+++ Input records +++
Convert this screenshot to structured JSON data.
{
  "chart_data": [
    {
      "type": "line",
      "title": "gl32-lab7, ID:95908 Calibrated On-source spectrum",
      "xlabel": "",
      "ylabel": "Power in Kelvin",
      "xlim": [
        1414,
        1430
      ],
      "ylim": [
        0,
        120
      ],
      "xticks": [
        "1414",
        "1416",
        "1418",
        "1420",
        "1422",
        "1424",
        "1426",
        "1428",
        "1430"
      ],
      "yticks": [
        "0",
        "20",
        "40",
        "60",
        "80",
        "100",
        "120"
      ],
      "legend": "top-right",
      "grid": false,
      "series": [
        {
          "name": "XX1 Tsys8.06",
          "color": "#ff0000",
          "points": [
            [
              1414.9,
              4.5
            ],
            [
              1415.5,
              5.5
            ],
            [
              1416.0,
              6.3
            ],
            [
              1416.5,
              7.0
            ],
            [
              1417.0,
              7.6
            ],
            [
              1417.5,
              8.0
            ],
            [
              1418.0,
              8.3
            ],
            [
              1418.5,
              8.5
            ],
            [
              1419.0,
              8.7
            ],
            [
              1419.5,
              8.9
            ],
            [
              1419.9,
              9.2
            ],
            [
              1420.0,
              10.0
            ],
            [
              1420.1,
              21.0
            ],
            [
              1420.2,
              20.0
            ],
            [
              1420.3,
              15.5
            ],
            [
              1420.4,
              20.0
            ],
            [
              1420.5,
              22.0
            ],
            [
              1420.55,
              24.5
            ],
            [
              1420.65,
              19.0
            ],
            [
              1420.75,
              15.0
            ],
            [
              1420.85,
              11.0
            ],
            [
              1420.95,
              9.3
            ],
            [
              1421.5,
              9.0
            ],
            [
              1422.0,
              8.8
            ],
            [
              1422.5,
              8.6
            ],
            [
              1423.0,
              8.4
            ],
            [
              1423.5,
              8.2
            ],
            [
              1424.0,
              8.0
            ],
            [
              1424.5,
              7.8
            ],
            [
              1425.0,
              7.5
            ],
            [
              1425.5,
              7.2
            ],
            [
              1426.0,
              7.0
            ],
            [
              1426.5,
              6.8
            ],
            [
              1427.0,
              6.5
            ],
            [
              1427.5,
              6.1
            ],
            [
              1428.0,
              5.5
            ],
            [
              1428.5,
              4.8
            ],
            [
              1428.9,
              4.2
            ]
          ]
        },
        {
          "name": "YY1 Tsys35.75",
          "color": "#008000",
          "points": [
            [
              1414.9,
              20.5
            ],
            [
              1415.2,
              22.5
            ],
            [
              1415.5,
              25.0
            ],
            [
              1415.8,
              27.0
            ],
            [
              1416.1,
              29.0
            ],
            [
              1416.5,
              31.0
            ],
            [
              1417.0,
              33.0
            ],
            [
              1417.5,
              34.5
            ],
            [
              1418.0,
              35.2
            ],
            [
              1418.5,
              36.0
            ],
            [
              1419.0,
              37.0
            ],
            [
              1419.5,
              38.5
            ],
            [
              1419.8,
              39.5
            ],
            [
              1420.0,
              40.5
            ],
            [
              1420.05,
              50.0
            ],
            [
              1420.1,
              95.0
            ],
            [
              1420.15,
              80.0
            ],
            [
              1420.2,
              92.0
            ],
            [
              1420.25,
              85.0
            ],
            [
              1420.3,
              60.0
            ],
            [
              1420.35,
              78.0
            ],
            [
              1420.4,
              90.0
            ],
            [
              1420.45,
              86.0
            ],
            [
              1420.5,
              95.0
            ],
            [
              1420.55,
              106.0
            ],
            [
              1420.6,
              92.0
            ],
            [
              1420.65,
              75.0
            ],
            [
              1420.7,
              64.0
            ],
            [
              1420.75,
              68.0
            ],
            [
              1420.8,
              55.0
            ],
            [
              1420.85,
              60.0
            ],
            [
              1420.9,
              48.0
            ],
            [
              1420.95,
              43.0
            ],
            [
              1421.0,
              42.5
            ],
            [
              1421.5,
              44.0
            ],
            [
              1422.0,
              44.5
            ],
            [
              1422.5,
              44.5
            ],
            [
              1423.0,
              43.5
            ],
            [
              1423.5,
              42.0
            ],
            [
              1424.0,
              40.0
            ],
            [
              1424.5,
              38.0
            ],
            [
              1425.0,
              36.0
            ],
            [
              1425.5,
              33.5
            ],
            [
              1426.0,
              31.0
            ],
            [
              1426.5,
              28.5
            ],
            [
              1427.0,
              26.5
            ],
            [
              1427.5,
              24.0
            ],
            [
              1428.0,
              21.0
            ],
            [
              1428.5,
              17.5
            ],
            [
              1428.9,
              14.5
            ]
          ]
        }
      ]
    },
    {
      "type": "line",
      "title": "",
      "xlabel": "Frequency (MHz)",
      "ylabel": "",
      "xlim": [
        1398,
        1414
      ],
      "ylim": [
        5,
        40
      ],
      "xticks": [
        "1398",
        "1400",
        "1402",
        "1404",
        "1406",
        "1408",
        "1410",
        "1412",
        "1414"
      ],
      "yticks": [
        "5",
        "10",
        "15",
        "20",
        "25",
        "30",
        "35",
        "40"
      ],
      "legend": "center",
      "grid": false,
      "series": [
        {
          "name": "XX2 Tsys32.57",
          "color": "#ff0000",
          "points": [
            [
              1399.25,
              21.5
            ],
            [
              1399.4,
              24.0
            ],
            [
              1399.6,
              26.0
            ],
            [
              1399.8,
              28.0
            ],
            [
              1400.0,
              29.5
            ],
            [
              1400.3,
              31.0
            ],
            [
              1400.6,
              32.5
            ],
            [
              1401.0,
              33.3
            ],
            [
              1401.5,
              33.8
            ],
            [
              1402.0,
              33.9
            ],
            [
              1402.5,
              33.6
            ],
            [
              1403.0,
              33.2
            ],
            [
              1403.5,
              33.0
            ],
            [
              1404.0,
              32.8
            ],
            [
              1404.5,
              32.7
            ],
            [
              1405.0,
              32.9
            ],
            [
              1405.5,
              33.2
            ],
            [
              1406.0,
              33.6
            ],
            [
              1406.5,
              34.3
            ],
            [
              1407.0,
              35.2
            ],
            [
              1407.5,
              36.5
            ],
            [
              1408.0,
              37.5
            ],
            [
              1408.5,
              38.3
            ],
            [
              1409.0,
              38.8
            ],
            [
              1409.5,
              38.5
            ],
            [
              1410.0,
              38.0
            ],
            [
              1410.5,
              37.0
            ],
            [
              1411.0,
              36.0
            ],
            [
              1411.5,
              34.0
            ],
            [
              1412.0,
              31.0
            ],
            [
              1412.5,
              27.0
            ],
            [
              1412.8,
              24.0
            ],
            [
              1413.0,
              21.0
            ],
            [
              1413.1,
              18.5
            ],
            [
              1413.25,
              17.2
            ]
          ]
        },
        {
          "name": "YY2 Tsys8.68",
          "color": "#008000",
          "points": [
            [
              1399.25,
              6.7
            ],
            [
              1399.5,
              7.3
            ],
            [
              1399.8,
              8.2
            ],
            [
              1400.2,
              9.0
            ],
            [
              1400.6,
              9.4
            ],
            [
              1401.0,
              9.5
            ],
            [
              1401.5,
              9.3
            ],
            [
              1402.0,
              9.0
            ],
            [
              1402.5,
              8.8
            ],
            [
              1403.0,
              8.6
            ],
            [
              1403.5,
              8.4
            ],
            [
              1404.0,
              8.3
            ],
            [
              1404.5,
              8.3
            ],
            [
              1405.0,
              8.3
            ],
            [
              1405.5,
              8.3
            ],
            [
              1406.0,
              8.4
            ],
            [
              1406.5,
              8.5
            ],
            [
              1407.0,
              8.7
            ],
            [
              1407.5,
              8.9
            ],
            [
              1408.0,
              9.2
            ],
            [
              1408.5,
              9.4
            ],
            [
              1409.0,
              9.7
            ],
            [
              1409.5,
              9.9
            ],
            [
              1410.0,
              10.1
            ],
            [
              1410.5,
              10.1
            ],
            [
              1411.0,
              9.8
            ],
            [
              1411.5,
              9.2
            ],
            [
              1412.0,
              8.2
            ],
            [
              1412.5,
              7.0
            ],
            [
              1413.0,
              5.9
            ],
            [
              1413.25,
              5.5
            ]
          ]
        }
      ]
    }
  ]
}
+++
Directions for this task: Identify the lines in the entries that hold "name" and return each one.

Answer below:
          "name": "XX1 Tsys8.06",
          "name": "YY1 Tsys35.75",
          "name": "XX2 Tsys32.57",
          "name": "YY2 Tsys8.68",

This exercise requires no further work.